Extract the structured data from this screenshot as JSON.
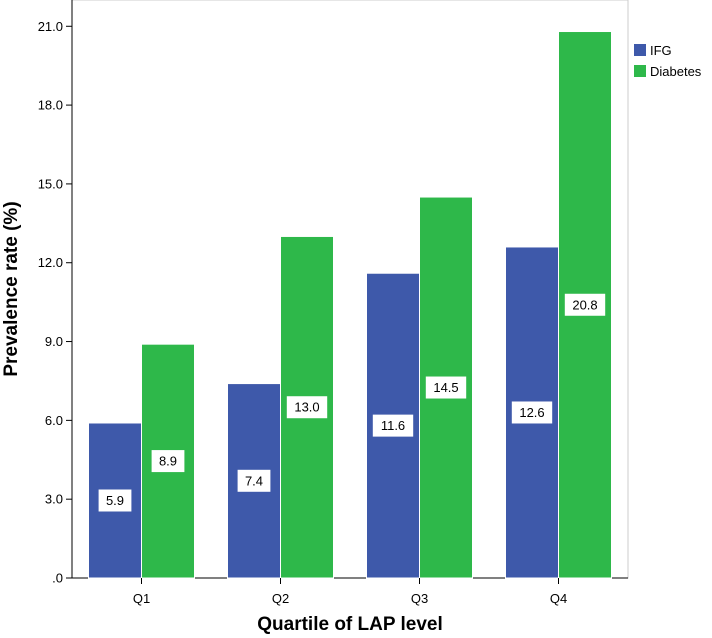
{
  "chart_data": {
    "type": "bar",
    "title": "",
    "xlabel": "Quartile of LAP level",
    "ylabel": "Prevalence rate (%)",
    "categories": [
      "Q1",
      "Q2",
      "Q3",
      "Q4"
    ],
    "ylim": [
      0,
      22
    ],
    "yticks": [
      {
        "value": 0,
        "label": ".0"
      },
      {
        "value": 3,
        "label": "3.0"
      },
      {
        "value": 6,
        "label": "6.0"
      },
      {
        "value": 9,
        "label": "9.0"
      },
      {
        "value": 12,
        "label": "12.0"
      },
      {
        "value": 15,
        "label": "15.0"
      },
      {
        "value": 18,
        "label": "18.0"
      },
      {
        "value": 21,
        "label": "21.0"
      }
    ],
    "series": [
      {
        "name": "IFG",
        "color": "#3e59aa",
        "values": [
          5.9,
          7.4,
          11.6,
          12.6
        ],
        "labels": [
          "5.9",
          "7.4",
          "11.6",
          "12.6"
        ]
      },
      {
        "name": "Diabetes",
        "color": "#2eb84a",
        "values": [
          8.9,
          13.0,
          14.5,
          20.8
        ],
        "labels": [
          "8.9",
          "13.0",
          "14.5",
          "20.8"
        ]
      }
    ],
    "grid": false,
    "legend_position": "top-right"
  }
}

...

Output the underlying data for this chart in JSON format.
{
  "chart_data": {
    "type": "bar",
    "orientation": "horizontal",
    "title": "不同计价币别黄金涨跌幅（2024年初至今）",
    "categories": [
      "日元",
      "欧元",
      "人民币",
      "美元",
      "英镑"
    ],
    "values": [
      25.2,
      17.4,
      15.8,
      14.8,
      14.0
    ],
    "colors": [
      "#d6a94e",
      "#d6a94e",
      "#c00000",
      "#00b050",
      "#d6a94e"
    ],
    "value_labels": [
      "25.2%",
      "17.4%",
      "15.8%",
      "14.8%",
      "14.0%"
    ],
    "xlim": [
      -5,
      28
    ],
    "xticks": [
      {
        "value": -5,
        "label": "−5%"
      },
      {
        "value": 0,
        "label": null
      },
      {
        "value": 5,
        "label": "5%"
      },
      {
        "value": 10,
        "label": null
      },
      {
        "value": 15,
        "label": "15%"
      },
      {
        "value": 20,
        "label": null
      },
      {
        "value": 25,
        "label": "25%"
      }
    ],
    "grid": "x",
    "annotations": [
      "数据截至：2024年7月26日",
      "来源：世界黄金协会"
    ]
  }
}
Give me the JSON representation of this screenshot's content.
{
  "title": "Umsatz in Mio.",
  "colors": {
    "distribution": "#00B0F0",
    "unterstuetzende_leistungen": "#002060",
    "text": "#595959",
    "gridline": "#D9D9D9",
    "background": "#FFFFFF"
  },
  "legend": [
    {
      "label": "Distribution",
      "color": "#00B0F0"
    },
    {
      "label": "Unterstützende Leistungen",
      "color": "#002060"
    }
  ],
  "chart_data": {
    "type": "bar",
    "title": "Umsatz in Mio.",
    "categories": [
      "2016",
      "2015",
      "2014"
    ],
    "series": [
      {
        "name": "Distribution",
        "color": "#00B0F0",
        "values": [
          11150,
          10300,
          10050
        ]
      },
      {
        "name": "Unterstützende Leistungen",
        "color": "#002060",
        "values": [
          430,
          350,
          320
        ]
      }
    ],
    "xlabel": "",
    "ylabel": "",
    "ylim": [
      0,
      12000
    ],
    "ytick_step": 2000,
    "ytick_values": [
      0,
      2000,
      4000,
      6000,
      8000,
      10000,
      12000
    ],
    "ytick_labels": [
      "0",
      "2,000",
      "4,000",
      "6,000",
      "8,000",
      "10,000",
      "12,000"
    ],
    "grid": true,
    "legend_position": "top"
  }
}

▶ _Written exercise_: Copy out every line of the data that includes the word "Unterstützende".

▶ _Answer for the task_:
      "label": "Unterstützende Leistungen",
        "name": "Unterstützende Leistungen",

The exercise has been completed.